[start DATA EXCERPTS]

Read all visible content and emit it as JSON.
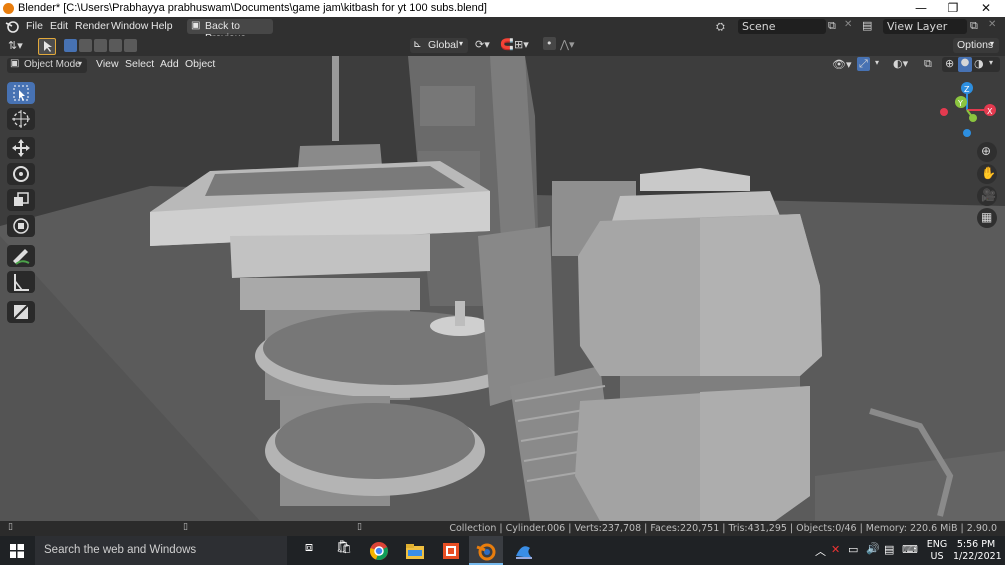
{
  "window": {
    "title": "Blender* [C:\\Users\\Prabhayya prabhuswam\\Documents\\game jam\\kitbash for yt 100 subs.blend]",
    "minimize": "—",
    "restore": "❐",
    "close": "✕"
  },
  "menubar": {
    "items": [
      "File",
      "Edit",
      "Render",
      "Window",
      "Help"
    ],
    "back_button": "Back to Previous",
    "scene_label": "Scene",
    "view_layer_label": "View Layer"
  },
  "toolbar": {
    "transform_orientation": "Global",
    "options": "Options"
  },
  "viewport_header": {
    "mode": "Object Mode",
    "menus": [
      "View",
      "Select",
      "Add",
      "Object"
    ]
  },
  "tools": [
    "select-box-icon",
    "cursor-icon",
    "move-icon",
    "rotate-icon",
    "scale-icon",
    "transform-icon",
    "annotate-icon",
    "measure-icon",
    "add-cube-icon"
  ],
  "navigation": [
    "zoom-icon",
    "pan-hand-icon",
    "camera-icon",
    "grid-icon"
  ],
  "gizmo": {
    "x": "X",
    "y": "Y",
    "z": "Z",
    "colors": {
      "x": "#e33a4f",
      "y": "#8bc53f",
      "z": "#2d8fe0"
    }
  },
  "statusbar": {
    "text": "Collection | Cylinder.006 | Verts:237,708 | Faces:220,751 | Tris:431,295 | Objects:0/46 | Memory: 220.6 MiB | 2.90.0"
  },
  "taskbar": {
    "search_placeholder": "Search the web and Windows",
    "lang_top": "ENG",
    "lang_bottom": "US",
    "time": "5:56 PM",
    "date": "1/22/2021"
  },
  "colors": {
    "accent": "#4772b3",
    "blender_orange": "#e87d0d",
    "viewport_bg": "#3d3d3d"
  }
}
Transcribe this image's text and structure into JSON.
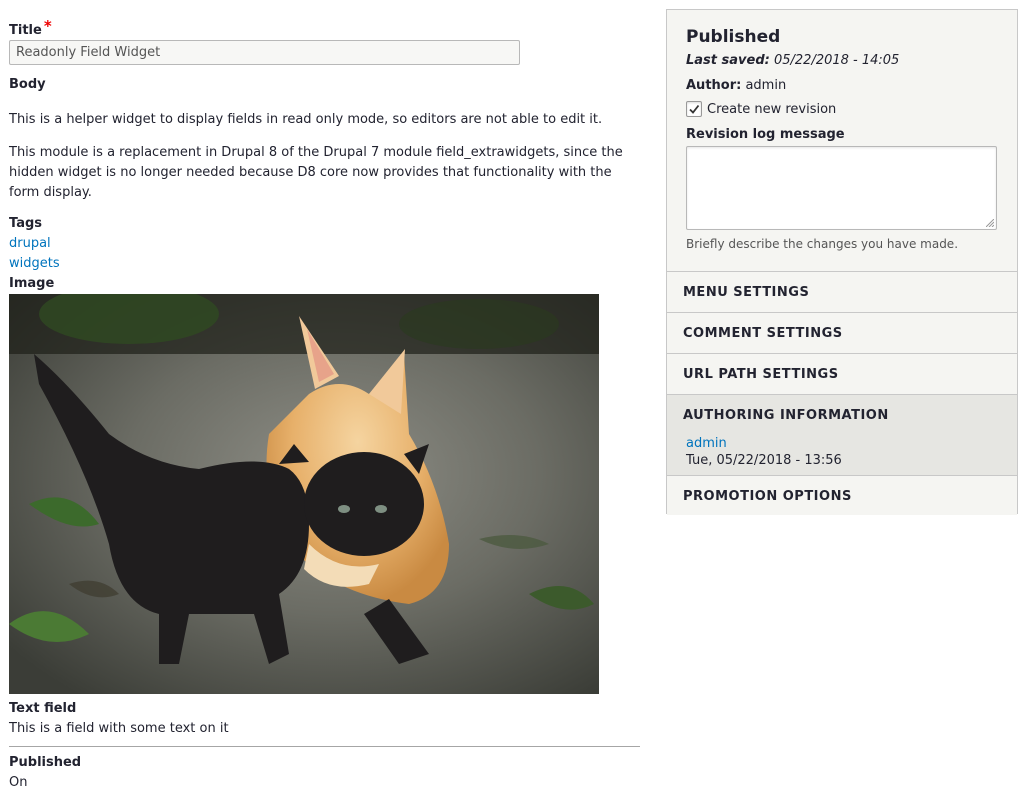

[end DATA EXCERPTS]

All lines that include "JSON" are to be gathered and copied.

Read all visible content and emit it as JSON.
Transcribe this image's text and structure into JSON.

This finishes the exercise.